**INSTRUCTIONS TO FOLLOW**
In the entries, find all lines that hold the word "Ernst" and copy them.

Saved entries
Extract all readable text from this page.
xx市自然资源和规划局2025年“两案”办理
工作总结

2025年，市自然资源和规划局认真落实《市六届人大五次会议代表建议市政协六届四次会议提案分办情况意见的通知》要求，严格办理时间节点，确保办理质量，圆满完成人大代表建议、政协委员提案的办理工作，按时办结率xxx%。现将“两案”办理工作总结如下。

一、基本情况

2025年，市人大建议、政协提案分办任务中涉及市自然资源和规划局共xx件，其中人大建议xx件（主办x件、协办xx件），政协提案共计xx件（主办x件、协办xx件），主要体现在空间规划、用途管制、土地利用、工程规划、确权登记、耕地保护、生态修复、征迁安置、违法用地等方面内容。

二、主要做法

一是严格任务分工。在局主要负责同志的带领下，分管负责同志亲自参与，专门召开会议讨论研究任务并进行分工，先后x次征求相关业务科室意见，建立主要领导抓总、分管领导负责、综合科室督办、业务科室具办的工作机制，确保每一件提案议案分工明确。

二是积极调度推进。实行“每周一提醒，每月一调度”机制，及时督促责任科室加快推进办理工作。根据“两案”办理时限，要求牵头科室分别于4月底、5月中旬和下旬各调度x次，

* * *

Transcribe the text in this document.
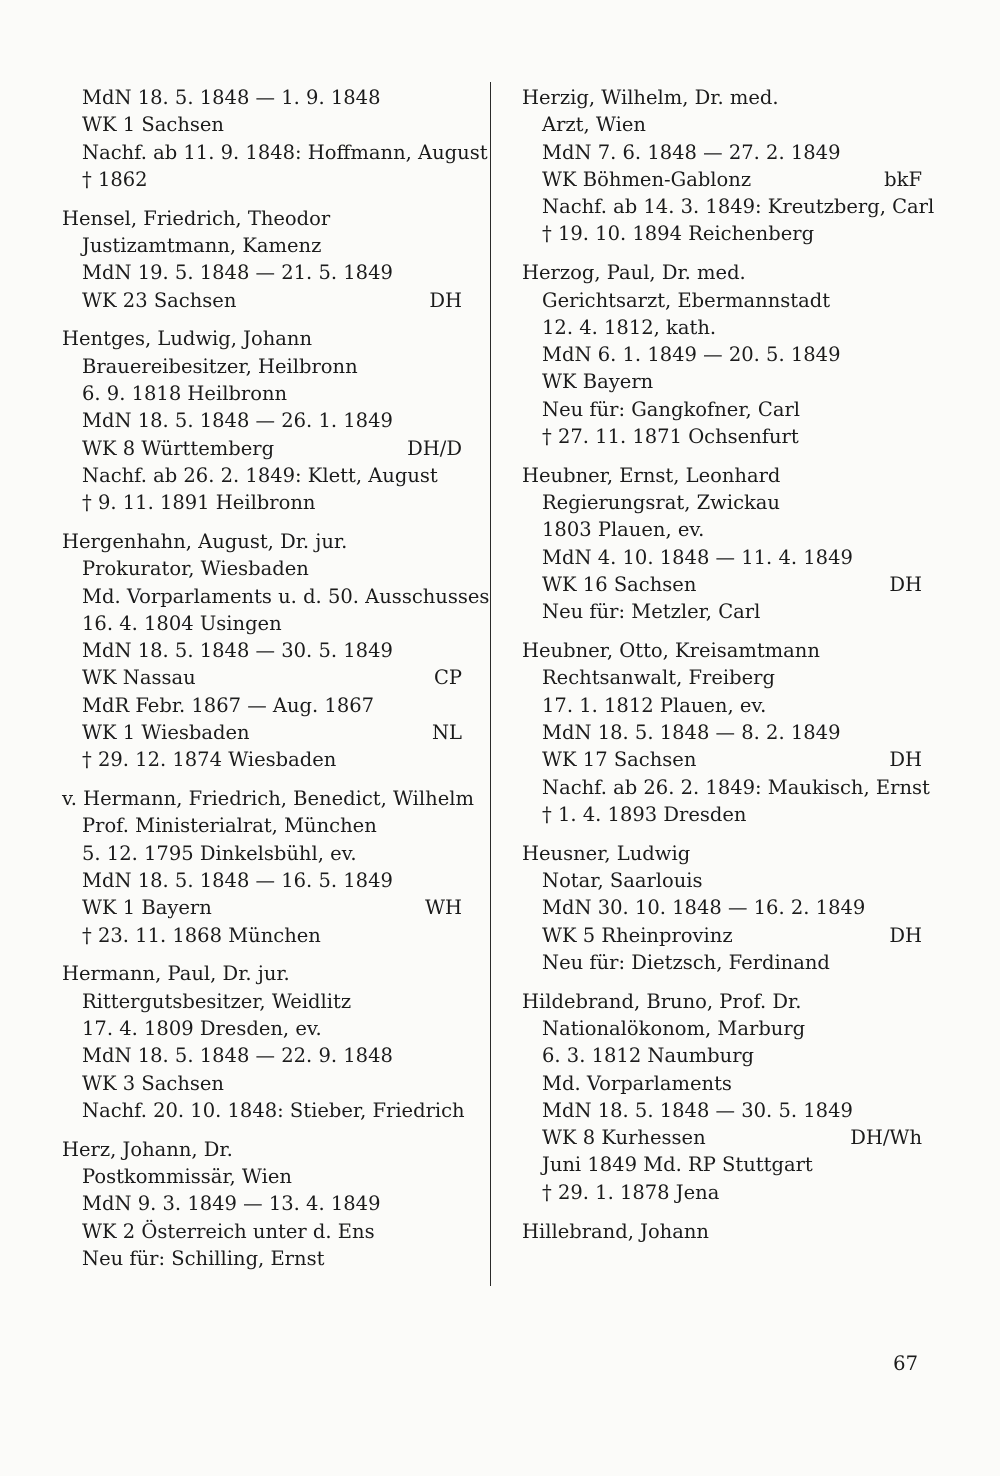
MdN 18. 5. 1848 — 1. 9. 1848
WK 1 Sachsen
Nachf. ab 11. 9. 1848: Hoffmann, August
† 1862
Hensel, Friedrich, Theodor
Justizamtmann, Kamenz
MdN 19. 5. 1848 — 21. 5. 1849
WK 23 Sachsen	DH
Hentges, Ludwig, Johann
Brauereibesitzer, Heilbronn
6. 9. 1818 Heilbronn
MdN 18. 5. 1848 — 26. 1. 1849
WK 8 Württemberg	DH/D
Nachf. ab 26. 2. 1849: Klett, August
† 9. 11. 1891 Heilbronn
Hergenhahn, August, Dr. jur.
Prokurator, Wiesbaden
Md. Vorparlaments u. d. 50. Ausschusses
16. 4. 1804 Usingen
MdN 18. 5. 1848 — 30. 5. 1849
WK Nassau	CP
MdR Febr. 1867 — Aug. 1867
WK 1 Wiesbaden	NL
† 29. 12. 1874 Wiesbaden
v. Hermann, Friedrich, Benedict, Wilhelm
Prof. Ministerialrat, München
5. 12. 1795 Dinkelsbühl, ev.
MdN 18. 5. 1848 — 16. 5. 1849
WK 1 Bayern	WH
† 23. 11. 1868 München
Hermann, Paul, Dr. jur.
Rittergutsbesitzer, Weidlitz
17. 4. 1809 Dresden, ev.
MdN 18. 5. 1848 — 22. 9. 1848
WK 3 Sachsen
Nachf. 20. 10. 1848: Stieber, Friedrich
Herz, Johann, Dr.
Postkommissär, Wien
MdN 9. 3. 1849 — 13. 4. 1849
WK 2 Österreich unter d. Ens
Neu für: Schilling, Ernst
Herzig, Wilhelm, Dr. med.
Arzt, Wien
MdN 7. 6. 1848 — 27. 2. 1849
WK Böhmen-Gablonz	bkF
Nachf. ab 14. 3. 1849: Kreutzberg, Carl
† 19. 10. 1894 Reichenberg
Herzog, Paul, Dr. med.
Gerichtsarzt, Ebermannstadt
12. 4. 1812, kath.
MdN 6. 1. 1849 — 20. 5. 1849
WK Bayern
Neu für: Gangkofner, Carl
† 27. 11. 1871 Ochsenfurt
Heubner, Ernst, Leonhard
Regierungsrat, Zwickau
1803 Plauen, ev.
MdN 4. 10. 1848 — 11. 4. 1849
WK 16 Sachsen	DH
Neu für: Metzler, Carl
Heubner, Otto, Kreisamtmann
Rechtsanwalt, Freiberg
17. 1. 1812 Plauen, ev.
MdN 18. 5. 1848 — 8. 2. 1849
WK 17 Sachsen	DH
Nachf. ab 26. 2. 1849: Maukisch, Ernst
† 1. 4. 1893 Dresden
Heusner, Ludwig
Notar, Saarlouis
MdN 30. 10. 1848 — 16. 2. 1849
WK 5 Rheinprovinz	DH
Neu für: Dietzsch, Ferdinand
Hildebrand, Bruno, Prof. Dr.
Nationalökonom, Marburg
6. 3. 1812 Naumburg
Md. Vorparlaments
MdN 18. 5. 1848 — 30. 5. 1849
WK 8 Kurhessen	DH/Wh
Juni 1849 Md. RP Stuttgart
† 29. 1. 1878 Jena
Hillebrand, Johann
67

---

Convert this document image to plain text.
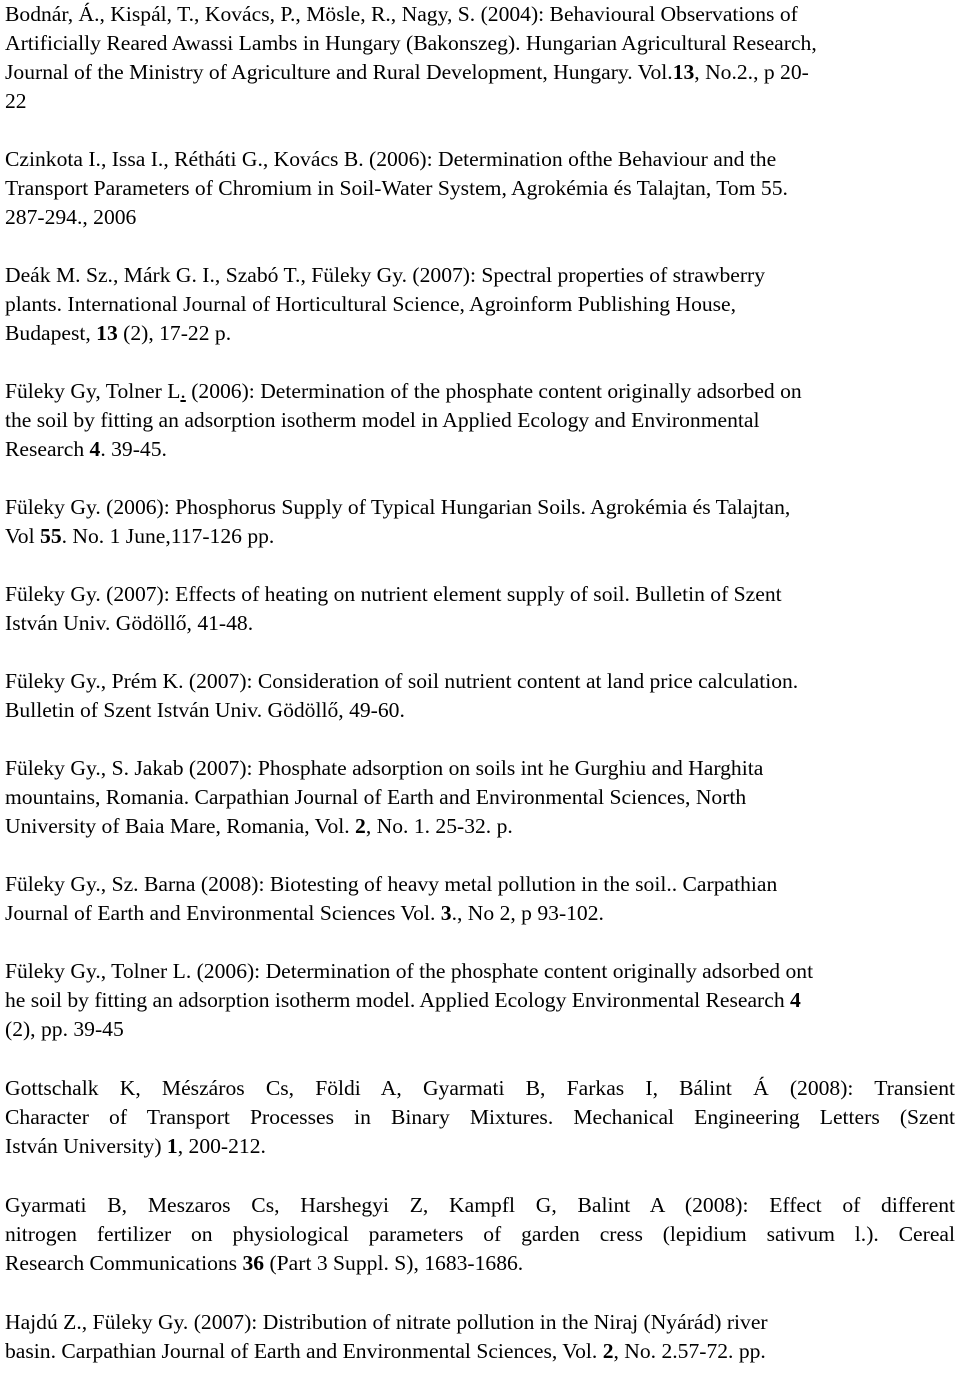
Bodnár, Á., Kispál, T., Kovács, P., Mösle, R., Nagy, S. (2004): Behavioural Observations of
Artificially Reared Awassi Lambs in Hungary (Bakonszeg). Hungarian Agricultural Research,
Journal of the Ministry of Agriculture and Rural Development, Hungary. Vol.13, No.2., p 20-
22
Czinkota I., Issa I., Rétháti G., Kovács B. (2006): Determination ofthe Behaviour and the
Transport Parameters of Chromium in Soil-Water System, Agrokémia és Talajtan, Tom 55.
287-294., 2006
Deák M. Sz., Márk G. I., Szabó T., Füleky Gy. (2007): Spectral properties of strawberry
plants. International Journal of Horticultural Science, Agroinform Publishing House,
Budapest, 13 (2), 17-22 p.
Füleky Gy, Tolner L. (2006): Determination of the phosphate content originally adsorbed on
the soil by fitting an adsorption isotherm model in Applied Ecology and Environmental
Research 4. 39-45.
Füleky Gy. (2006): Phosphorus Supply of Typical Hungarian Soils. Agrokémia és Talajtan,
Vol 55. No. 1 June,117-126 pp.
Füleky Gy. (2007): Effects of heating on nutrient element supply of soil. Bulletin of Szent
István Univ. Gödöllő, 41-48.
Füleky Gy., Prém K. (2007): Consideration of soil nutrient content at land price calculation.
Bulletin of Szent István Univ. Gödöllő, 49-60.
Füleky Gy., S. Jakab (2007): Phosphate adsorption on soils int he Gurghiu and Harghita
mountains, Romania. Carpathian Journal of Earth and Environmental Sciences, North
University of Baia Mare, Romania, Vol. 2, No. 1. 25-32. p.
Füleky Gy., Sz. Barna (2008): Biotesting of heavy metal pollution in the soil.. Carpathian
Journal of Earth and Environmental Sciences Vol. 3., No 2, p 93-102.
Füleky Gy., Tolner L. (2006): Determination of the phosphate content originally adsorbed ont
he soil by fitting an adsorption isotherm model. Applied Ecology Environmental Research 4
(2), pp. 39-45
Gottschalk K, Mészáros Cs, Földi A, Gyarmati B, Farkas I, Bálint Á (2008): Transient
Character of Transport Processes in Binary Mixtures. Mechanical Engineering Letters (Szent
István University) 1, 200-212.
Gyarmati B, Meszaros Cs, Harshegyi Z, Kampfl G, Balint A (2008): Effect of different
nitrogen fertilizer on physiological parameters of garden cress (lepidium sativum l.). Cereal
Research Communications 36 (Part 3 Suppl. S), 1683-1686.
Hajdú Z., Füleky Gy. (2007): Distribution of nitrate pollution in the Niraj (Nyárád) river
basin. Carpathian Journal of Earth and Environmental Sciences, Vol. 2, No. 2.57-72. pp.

**OUTPUT OF THE TASK**
Neu für: Schilling, Ernst
Heubner, Ernst, Leonhard
Nachf. ab 26. 2. 1849: Maukisch, Ernst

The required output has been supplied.